(Data listing)
## START

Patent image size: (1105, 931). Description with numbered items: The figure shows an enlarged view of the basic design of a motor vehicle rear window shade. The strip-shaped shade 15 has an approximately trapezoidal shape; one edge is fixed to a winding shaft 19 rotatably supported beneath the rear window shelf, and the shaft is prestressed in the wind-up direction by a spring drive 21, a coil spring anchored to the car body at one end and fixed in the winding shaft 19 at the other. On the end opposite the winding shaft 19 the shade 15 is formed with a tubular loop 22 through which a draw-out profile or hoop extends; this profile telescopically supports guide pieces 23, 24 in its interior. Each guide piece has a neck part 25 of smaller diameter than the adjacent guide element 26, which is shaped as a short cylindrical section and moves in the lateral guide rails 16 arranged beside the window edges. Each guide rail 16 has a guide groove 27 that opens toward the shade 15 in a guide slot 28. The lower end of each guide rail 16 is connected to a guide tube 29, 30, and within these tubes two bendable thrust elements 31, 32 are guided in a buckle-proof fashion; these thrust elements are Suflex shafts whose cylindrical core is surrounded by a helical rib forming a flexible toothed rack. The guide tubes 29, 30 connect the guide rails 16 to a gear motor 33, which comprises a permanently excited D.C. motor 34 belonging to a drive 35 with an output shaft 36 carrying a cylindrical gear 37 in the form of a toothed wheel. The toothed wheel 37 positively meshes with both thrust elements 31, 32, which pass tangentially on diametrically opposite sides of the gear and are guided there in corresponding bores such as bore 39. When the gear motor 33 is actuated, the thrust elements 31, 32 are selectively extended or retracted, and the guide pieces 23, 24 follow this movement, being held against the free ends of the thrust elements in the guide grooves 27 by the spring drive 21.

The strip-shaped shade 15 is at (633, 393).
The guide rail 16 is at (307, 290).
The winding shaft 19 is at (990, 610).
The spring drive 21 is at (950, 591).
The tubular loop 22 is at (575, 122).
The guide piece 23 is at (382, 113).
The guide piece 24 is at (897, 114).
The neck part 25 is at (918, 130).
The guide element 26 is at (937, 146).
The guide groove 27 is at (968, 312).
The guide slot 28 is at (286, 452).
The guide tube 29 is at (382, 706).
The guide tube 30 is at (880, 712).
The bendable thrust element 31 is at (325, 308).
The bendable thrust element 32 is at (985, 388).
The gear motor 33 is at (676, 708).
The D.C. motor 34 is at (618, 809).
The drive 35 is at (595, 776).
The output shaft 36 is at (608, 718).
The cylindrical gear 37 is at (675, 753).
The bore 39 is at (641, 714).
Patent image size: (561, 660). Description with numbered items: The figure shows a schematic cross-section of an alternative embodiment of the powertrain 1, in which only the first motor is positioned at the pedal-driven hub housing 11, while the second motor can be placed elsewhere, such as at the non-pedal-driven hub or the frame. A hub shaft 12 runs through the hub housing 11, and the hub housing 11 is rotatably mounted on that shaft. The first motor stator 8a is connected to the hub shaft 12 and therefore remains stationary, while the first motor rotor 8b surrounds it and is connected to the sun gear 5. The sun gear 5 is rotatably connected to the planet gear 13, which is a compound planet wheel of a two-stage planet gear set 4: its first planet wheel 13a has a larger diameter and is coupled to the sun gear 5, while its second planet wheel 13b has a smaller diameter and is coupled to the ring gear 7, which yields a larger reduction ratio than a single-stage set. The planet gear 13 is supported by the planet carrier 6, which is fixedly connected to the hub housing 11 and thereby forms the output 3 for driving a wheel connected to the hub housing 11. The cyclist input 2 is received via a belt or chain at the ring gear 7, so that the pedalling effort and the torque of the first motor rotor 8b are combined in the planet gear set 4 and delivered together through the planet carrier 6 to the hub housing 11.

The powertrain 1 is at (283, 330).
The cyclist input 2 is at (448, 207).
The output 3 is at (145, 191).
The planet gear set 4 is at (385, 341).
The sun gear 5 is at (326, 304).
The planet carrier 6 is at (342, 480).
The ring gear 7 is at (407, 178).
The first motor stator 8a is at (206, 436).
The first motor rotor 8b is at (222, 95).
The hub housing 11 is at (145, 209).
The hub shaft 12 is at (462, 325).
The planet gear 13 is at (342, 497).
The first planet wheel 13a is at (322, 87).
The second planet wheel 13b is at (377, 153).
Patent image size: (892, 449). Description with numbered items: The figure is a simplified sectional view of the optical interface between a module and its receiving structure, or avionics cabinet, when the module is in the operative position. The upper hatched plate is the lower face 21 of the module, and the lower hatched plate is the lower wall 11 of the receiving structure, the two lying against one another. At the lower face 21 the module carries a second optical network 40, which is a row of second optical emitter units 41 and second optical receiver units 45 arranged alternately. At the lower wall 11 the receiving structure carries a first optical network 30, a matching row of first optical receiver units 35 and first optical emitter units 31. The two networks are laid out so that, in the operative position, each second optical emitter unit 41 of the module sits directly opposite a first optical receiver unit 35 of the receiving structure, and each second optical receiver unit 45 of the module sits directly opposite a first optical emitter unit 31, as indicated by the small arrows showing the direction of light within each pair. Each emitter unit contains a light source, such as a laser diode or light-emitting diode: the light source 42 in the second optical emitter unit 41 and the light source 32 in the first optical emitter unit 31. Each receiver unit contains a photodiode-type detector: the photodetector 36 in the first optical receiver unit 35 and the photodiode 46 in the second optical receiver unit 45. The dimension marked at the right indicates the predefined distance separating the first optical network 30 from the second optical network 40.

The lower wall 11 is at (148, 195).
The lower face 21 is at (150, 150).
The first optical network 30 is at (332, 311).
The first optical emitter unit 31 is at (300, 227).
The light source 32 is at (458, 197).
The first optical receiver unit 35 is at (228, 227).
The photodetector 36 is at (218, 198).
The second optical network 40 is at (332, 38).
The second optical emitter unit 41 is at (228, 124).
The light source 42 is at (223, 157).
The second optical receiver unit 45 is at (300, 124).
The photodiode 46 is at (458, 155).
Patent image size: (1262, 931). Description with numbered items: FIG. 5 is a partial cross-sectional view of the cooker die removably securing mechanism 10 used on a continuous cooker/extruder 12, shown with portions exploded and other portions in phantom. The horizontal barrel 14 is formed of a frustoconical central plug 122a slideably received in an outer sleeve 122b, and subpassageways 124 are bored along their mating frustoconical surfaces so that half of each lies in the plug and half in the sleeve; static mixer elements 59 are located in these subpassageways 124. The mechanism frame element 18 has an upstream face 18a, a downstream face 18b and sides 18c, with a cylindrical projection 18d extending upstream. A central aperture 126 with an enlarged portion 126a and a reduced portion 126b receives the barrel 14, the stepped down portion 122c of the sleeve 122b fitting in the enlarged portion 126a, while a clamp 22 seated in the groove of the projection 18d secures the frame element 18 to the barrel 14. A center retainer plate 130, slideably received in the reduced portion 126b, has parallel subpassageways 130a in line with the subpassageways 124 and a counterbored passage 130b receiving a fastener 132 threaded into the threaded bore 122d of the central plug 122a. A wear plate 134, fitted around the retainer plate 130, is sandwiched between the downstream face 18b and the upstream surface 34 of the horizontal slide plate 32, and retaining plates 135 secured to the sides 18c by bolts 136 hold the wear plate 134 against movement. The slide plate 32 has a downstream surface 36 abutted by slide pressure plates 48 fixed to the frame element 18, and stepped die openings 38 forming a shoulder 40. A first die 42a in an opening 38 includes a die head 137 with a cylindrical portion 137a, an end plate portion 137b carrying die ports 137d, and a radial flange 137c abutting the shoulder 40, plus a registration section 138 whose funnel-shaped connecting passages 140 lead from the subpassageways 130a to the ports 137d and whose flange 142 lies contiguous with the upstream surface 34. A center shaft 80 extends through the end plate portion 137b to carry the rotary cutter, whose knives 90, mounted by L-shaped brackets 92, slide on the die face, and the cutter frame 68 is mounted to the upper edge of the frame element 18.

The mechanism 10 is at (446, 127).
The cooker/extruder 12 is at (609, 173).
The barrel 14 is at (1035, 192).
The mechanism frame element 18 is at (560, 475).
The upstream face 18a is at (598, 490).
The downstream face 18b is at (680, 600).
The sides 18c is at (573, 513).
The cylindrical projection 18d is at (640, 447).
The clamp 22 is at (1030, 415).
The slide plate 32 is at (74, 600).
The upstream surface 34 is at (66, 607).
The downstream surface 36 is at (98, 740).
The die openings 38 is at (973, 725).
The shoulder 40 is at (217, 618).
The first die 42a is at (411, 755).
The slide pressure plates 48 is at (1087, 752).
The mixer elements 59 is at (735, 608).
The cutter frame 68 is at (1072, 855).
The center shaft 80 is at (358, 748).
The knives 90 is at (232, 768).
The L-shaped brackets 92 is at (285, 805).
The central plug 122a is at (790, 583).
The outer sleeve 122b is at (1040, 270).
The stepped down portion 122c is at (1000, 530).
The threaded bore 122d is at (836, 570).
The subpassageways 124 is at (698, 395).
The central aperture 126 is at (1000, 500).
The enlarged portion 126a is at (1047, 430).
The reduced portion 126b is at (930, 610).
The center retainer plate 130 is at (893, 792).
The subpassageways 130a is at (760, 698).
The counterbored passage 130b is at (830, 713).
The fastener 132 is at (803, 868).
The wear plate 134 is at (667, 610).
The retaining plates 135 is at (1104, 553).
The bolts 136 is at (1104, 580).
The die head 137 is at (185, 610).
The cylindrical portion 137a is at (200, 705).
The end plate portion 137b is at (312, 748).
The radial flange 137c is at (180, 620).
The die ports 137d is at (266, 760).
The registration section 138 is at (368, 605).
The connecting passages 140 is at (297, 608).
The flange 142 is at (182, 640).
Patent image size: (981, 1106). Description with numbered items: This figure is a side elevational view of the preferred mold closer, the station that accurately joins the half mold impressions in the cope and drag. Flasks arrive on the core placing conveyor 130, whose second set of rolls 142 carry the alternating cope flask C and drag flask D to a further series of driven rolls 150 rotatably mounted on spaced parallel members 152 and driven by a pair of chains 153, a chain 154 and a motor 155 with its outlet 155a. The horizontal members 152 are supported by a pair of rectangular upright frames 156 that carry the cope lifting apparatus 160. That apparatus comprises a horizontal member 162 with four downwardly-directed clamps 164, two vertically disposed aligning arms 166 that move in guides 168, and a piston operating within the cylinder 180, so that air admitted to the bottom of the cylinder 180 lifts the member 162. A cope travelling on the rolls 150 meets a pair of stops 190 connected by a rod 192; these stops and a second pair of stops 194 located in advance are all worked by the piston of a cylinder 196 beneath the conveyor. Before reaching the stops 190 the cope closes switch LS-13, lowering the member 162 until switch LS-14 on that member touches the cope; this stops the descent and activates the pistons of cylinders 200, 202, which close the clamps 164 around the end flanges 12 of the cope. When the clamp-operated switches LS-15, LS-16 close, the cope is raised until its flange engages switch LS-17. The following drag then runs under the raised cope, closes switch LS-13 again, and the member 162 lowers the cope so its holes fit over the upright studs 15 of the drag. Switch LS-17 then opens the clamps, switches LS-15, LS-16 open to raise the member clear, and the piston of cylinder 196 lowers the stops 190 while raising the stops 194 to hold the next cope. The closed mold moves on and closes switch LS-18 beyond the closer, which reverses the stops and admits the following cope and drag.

## END

Objective. Edit everything from the line containing "Patent image size: (561, 660)." down to the line containing "The ring gear 7 is at (407, 178).", changing "schematic" to "simplified" and leaving all else as it stands.

Completed task.
Patent image size: (561, 660). Description with numbered items: The figure shows a simplified cross-section of an alternative embodiment of the powertrain 1, in which only the first motor is positioned at the pedal-driven hub housing 11, while the second motor can be placed elsewhere, such as at the non-pedal-driven hub or the frame. A hub shaft 12 runs through the hub housing 11, and the hub housing 11 is rotatably mounted on that shaft. The first motor stator 8a is connected to the hub shaft 12 and therefore remains stationary, while the first motor rotor 8b surrounds it and is connected to the sun gear 5. The sun gear 5 is rotatably connected to the planet gear 13, which is a compound planet wheel of a two-stage planet gear set 4: its first planet wheel 13a has a larger diameter and is coupled to the sun gear 5, while its second planet wheel 13b has a smaller diameter and is coupled to the ring gear 7, which yields a larger reduction ratio than a single-stage set. The planet gear 13 is supported by the planet carrier 6, which is fixedly connected to the hub housing 11 and thereby forms the output 3 for driving a wheel connected to the hub housing 11. The cyclist input 2 is received via a belt or chain at the ring gear 7, so that the pedalling effort and the torque of the first motor rotor 8b are combined in the planet gear set 4 and delivered together through the planet carrier 6 to the hub housing 11.

The powertrain 1 is at (283, 330).
The cyclist input 2 is at (448, 207).
The output 3 is at (145, 191).
The planet gear set 4 is at (385, 341).
The sun gear 5 is at (326, 304).
The planet carrier 6 is at (342, 480).
The ring gear 7 is at (407, 178).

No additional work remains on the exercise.